*Goal*: Copy out lines with the word "Allowance" from the material that follows.

::: Provided material

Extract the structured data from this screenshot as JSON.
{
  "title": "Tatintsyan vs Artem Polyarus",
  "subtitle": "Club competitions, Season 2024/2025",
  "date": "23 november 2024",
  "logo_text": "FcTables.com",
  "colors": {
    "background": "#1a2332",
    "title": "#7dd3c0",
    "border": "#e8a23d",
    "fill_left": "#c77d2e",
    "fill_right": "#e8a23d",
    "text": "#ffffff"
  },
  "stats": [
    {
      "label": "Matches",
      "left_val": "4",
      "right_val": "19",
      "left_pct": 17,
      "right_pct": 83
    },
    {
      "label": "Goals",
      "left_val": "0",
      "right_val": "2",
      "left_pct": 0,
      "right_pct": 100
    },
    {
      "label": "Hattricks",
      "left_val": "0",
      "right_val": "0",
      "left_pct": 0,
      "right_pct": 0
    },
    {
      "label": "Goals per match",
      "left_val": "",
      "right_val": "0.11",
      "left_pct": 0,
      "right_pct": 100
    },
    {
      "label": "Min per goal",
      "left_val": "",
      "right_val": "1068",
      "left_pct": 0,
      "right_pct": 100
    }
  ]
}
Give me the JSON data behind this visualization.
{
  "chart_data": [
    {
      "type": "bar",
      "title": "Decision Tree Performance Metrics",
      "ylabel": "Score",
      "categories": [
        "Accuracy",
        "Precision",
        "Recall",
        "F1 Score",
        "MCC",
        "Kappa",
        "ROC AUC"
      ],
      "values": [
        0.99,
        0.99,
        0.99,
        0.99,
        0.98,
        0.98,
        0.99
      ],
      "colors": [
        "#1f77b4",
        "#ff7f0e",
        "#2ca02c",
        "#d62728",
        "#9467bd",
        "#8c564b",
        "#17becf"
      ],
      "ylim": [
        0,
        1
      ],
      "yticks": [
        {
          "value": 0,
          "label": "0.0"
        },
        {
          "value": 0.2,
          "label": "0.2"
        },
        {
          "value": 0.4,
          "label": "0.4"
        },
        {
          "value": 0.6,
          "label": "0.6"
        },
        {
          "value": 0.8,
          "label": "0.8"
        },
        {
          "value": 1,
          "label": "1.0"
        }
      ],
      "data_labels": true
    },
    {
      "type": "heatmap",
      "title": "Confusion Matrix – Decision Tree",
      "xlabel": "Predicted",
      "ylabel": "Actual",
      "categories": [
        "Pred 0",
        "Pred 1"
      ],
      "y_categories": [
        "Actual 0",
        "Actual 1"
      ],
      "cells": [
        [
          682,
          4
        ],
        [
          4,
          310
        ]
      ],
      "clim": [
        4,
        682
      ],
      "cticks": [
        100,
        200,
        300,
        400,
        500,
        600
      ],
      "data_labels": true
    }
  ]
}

::::::
::: Provided material

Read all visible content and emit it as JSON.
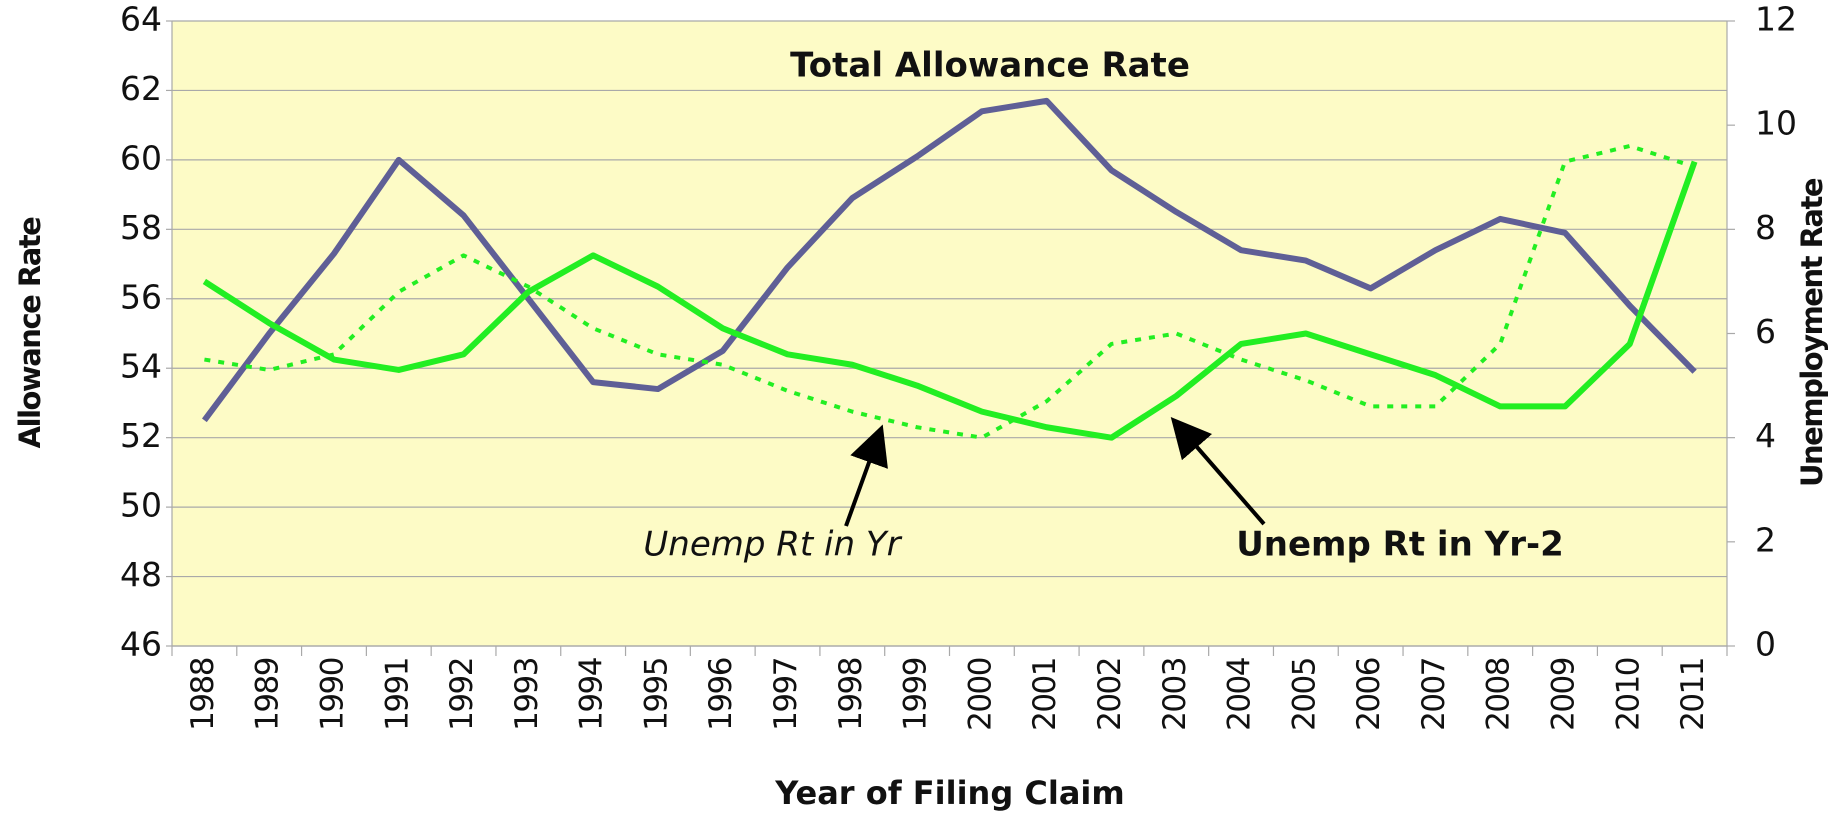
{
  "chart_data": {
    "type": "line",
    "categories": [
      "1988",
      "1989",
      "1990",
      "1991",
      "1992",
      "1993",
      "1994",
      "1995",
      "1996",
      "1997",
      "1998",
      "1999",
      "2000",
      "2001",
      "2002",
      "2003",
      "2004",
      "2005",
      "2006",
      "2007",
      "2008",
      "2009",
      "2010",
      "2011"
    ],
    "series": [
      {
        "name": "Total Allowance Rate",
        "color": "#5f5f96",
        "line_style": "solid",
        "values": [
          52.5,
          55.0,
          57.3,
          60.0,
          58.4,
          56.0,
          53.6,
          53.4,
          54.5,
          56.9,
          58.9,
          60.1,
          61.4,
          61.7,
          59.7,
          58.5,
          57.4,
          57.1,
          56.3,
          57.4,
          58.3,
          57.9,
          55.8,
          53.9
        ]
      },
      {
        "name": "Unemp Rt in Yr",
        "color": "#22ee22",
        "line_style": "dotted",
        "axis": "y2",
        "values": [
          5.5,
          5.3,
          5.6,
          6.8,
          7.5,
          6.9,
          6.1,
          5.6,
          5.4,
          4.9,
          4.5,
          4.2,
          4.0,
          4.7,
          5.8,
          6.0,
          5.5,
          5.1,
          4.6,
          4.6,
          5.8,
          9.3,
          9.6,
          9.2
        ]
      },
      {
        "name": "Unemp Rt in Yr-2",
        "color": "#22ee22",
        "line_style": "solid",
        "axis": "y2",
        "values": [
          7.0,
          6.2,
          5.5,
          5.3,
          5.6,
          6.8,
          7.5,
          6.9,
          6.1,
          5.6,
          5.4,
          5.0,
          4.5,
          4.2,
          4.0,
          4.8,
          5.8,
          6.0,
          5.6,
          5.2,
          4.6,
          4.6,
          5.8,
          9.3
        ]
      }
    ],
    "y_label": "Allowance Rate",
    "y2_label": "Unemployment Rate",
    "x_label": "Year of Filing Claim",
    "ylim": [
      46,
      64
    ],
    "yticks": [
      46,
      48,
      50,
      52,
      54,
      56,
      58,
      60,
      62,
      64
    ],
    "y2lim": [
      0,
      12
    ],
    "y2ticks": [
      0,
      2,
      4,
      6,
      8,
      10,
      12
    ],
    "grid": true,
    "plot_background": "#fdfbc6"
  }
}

::::::

*Exercise output*:
        "name": "Total Allowance Rate",
    "y_label": "Allowance Rate",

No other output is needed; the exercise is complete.